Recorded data

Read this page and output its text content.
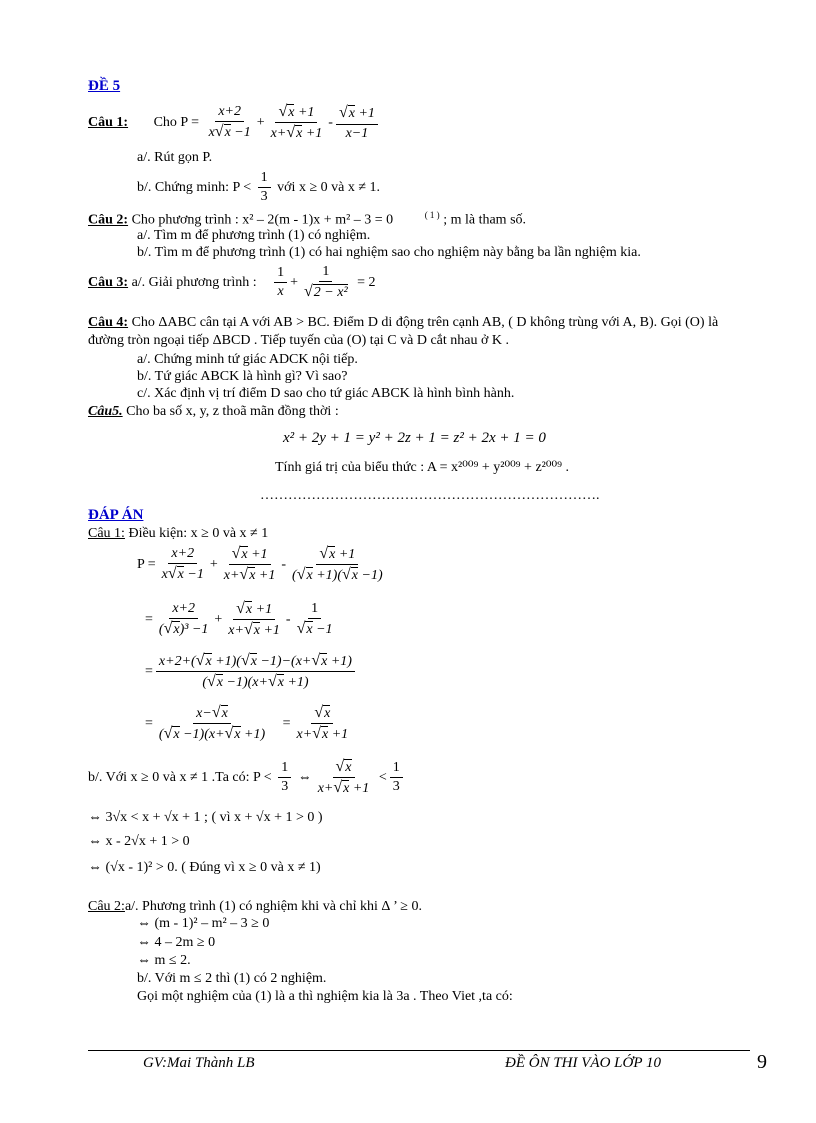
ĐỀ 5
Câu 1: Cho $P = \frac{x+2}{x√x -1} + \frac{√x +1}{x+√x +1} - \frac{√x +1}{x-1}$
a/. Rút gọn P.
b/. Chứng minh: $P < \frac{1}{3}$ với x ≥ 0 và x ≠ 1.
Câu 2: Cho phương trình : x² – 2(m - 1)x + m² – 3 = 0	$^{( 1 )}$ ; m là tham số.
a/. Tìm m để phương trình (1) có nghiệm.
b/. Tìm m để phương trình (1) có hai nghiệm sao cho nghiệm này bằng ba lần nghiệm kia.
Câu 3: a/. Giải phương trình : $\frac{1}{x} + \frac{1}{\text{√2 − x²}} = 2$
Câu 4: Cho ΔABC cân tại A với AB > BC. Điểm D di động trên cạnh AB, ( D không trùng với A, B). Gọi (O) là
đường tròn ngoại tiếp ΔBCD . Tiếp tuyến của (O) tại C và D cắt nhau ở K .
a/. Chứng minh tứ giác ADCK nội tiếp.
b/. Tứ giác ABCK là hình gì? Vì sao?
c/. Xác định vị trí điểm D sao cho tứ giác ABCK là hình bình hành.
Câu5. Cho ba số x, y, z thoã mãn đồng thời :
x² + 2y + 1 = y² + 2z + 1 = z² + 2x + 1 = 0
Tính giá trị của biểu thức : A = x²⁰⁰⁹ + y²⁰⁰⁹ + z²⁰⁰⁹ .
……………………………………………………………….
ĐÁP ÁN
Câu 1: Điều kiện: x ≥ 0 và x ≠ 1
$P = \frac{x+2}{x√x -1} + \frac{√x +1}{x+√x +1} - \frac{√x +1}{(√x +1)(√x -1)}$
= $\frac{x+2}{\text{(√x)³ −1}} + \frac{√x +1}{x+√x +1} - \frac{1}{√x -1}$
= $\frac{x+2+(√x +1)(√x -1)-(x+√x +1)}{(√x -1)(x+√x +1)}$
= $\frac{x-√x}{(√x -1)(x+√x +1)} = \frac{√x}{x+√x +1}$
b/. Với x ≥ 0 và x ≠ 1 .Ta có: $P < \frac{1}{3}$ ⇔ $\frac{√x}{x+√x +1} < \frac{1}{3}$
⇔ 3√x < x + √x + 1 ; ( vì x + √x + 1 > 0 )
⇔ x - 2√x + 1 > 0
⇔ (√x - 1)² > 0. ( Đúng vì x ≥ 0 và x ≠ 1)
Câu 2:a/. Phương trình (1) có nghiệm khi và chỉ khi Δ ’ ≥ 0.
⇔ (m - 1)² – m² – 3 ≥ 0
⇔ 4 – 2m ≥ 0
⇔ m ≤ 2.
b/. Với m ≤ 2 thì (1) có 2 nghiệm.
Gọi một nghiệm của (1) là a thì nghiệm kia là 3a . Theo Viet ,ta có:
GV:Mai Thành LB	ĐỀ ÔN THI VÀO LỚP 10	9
* * *
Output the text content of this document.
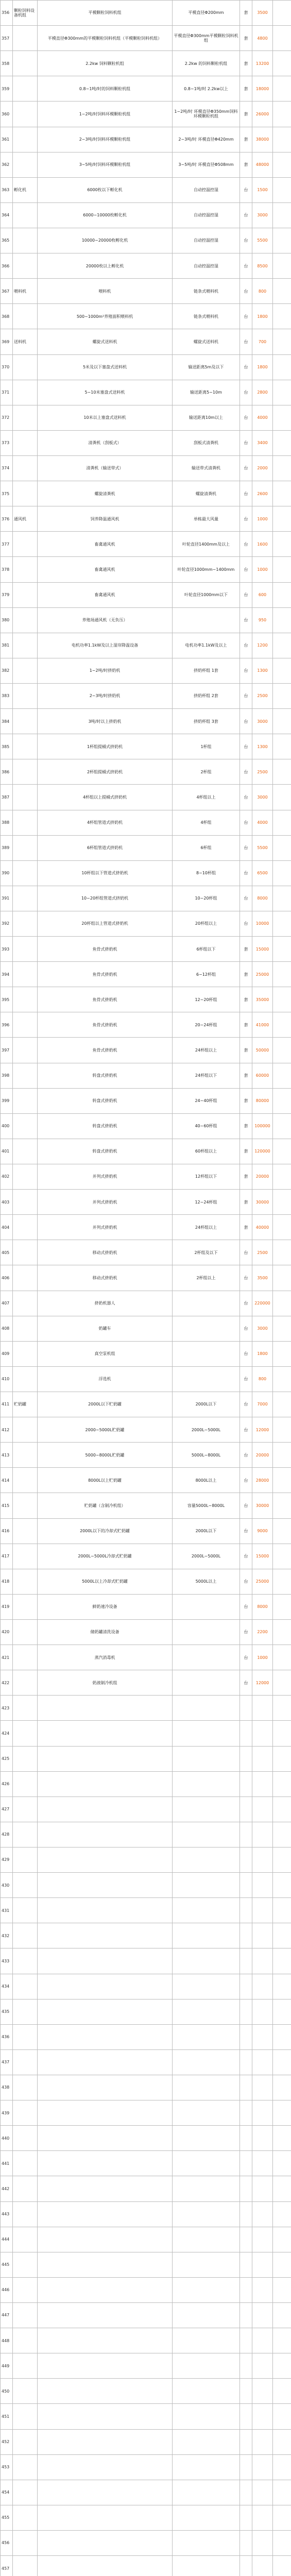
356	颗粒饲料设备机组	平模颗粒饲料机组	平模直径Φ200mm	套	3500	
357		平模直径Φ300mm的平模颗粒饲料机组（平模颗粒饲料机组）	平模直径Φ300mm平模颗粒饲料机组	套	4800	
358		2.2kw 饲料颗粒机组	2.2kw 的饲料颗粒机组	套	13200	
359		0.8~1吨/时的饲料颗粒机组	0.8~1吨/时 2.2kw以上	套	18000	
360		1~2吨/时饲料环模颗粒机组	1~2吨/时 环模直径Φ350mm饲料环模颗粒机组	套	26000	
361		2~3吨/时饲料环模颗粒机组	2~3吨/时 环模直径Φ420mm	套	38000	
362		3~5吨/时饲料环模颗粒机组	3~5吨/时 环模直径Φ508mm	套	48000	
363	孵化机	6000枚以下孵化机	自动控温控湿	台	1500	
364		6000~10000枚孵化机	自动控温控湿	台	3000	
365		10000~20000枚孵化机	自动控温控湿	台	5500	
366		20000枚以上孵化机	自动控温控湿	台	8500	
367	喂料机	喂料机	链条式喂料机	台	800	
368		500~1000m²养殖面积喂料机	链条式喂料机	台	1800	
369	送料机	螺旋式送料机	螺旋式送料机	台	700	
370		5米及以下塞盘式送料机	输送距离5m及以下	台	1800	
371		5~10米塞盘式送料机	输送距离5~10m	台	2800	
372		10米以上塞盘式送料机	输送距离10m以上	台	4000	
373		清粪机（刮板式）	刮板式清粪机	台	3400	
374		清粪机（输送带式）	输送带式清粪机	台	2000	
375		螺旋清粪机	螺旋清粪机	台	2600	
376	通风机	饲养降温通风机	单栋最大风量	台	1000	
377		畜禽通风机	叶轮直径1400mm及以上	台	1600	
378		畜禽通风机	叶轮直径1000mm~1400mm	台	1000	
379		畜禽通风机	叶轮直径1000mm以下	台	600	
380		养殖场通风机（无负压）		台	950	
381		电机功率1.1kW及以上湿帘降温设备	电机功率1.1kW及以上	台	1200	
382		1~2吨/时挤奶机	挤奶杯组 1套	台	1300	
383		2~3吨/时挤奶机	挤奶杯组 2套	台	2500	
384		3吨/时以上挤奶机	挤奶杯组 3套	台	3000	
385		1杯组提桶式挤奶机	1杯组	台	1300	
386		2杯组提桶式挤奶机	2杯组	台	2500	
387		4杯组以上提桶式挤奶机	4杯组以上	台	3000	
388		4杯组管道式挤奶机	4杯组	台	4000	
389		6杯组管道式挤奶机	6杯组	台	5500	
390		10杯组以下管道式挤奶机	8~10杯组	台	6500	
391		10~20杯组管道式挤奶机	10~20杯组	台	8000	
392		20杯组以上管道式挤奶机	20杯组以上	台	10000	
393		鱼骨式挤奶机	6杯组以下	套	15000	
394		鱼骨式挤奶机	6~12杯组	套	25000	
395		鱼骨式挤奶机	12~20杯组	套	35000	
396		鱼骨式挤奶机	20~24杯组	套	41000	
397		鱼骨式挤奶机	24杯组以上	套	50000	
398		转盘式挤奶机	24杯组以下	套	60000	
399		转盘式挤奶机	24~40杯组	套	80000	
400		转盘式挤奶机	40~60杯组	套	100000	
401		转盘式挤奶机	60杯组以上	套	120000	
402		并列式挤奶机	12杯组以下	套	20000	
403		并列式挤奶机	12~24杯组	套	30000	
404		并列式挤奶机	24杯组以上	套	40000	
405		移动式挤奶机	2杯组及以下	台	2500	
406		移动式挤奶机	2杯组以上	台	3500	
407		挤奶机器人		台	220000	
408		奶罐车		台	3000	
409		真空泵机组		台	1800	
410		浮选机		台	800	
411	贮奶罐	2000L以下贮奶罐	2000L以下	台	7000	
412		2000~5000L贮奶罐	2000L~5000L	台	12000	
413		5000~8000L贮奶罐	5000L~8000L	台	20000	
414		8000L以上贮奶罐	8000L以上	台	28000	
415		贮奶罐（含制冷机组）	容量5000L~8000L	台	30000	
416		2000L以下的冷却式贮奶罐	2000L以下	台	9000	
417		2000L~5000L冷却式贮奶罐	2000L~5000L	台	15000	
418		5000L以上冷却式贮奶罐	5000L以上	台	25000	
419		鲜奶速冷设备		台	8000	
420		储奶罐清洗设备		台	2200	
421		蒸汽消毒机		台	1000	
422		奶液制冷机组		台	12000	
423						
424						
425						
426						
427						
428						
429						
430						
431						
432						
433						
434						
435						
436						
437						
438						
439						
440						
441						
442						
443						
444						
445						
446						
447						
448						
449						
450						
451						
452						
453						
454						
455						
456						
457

Objective
Which lines in the listing above hold the word "frac"? Show each of them.

Task solution
Câu 1: Cho $P = \frac{x+2}{x√x -1} + \frac{√x +1}{x+√x +1} - \frac{√x +1}{x-1}$
b/. Chứng minh: $P < \frac{1}{3}$ với x ≥ 0 và x ≠ 1.
Câu 3: a/. Giải phương trình : $\frac{1}{x} + \frac{1}{\text{√2 − x²}} = 2$
$P = \frac{x+2}{x√x -1} + \frac{√x +1}{x+√x +1} - \frac{√x +1}{(√x +1)(√x -1)}$
= $\frac{x+2}{\text{(√x)³ −1}} + \frac{√x +1}{x+√x +1} - \frac{1}{√x -1}$
= $\frac{x+2+(√x +1)(√x -1)-(x+√x +1)}{(√x -1)(x+√x +1)}$
= $\frac{x-√x}{(√x -1)(x+√x +1)} = \frac{√x}{x+√x +1}$
b/. Với x ≥ 0 và x ≠ 1 .Ta có: $P < \frac{1}{3}$ ⇔ $\frac{√x}{x+√x +1} < \frac{1}{3}$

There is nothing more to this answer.